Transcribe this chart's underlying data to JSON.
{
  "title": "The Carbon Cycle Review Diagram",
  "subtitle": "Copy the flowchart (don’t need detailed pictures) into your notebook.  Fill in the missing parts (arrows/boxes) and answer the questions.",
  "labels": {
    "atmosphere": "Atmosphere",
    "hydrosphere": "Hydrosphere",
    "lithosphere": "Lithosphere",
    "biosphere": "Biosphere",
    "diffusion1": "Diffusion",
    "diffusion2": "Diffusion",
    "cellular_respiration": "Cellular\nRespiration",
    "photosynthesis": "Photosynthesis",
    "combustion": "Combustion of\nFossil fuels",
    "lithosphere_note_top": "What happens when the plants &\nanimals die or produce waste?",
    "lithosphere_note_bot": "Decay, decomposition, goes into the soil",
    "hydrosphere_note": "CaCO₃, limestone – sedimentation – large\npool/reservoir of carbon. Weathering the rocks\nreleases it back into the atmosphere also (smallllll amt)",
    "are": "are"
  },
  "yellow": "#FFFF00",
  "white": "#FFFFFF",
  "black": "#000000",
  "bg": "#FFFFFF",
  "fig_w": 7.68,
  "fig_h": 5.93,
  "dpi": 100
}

#####

_EXERCISE_:
Find the word "atmosphere" in the material, then list each line that holds it.

_PROBLEM SOLUTION_:
    "atmosphere": "Atmosphere",
    "hydrosphere_note": "CaCO₃, limestone – sedimentation – large\npool/reservoir of carbon. Weathering the rocks\nreleases it back into the atmosphere also (smallllll amt)",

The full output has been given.